[Task brief] Please repeat all of the listing exactly.

[Stored records]
====

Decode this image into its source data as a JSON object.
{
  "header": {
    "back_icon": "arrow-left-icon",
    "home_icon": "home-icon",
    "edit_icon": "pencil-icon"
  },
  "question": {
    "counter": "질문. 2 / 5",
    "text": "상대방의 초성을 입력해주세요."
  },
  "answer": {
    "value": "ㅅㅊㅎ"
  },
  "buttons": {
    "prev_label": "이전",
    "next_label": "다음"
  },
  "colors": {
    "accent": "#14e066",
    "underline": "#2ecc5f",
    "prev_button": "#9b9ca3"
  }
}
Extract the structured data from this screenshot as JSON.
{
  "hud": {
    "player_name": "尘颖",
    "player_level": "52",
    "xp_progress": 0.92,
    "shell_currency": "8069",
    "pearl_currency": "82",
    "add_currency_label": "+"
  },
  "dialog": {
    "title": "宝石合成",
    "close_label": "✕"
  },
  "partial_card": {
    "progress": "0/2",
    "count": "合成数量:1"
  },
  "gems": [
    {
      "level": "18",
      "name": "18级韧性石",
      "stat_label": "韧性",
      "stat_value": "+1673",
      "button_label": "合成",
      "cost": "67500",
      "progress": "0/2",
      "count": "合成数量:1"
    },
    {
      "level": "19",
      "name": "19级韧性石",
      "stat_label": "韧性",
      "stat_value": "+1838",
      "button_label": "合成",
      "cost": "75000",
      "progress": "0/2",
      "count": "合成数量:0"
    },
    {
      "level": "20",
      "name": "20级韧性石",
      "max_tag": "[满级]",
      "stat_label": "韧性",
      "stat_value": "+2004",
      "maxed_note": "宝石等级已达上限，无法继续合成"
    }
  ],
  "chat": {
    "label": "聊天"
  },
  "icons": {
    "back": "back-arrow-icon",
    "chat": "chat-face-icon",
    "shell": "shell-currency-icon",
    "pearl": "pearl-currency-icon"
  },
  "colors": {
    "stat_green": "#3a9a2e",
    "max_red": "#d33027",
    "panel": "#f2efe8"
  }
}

====

[Solution to the problem]
Decode this image into its source data as a JSON object.
{
  "header": {
    "back_icon": "arrow-left-icon",
    "home_icon": "home-icon",
    "edit_icon": "pencil-icon"
  },
  "question": {
    "counter": "질문. 2 / 5",
    "text": "상대방의 초성을 입력해주세요."
  },
  "answer": {
    "value": "ㅅㅊㅎ"
  },
  "buttons": {
    "prev_label": "이전",
    "next_label": "다음"
  },
  "colors": {
    "accent": "#14e066",
    "underline": "#2ecc5f",
    "prev_button": "#9b9ca3"
  }
}
Extract the structured data from this screenshot as JSON.
{
  "hud": {
    "player_name": "尘颖",
    "player_level": "52",
    "xp_progress": 0.92,
    "shell_currency": "8069",
    "pearl_currency": "82",
    "add_currency_label": "+"
  },
  "dialog": {
    "title": "宝石合成",
    "close_label": "✕"
  },
  "partial_card": {
    "progress": "0/2",
    "count": "合成数量:1"
  },
  "gems": [
    {
      "level": "18",
      "name": "18级韧性石",
      "stat_label": "韧性",
      "stat_value": "+1673",
      "button_label": "合成",
      "cost": "67500",
      "progress": "0/2",
      "count": "合成数量:1"
    },
    {
      "level": "19",
      "name": "19级韧性石",
      "stat_label": "韧性",
      "stat_value": "+1838",
      "button_label": "合成",
      "cost": "75000",
      "progress": "0/2",
      "count": "合成数量:0"
    },
    {
      "level": "20",
      "name": "20级韧性石",
      "max_tag": "[满级]",
      "stat_label": "韧性",
      "stat_value": "+2004",
      "maxed_note": "宝石等级已达上限，无法继续合成"
    }
  ],
  "chat": {
    "label": "聊天"
  },
  "icons": {
    "back": "back-arrow-icon",
    "chat": "chat-face-icon",
    "shell": "shell-currency-icon",
    "pearl": "pearl-currency-icon"
  },
  "colors": {
    "stat_green": "#3a9a2e",
    "max_red": "#d33027",
    "panel": "#f2efe8"
  }
}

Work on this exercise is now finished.